Any picture among the records should be left out, please; retype the rest exactly.

→ **GIVEN RECORDS**
= = =
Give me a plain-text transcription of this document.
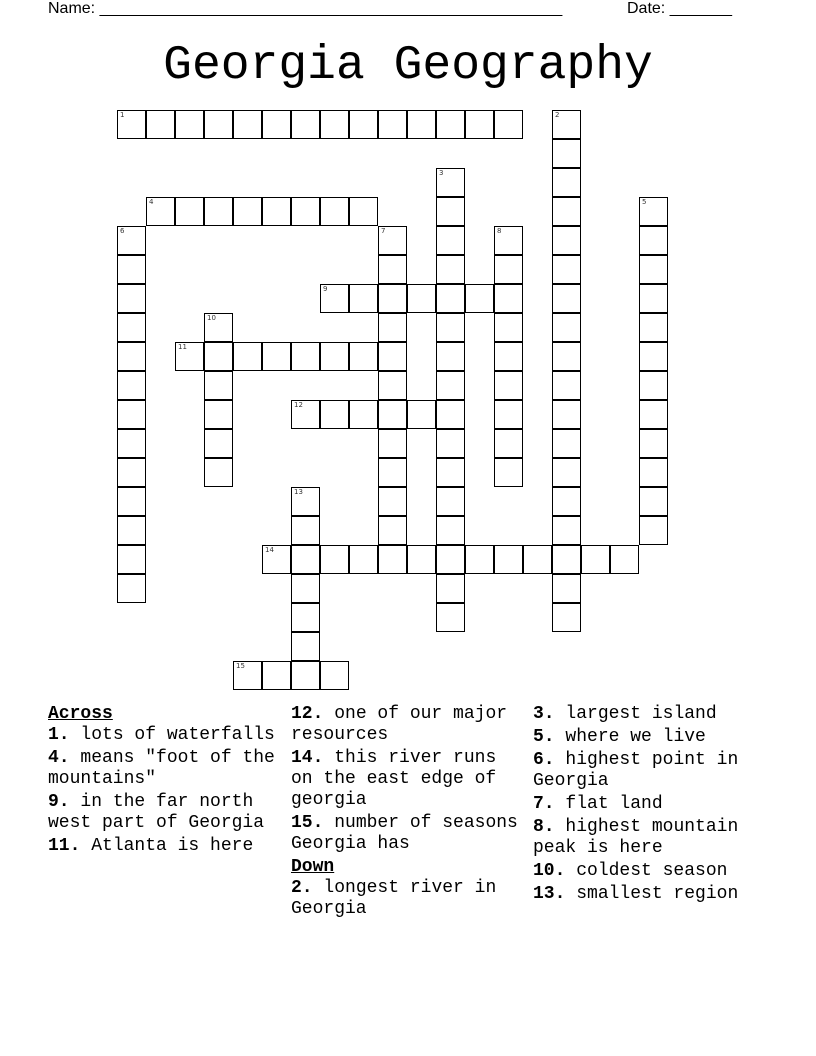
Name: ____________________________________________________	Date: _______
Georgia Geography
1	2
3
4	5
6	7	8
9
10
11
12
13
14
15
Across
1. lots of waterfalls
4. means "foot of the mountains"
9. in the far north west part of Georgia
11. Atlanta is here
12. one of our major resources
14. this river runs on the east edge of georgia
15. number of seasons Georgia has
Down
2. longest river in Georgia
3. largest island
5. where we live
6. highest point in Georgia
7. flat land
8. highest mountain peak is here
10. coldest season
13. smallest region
= = =
→ **WRITTEN ANSWER**
Give me a plain-text transcription of this document.
Name: ____________________________________________________	Date: _______
Georgia Geography
1	2
3
4	5
6	7	8
9
10
11
12
13
14
15
Across
1. lots of waterfalls
4. means "foot of the mountains"
9. in the far north west part of Georgia
11. Atlanta is here
12. one of our major resources
14. this river runs on the east edge of georgia
15. number of seasons Georgia has
Down
2. longest river in Georgia
3. largest island
5. where we live
6. highest point in Georgia
7. flat land
8. highest mountain peak is here
10. coldest season
13. smallest region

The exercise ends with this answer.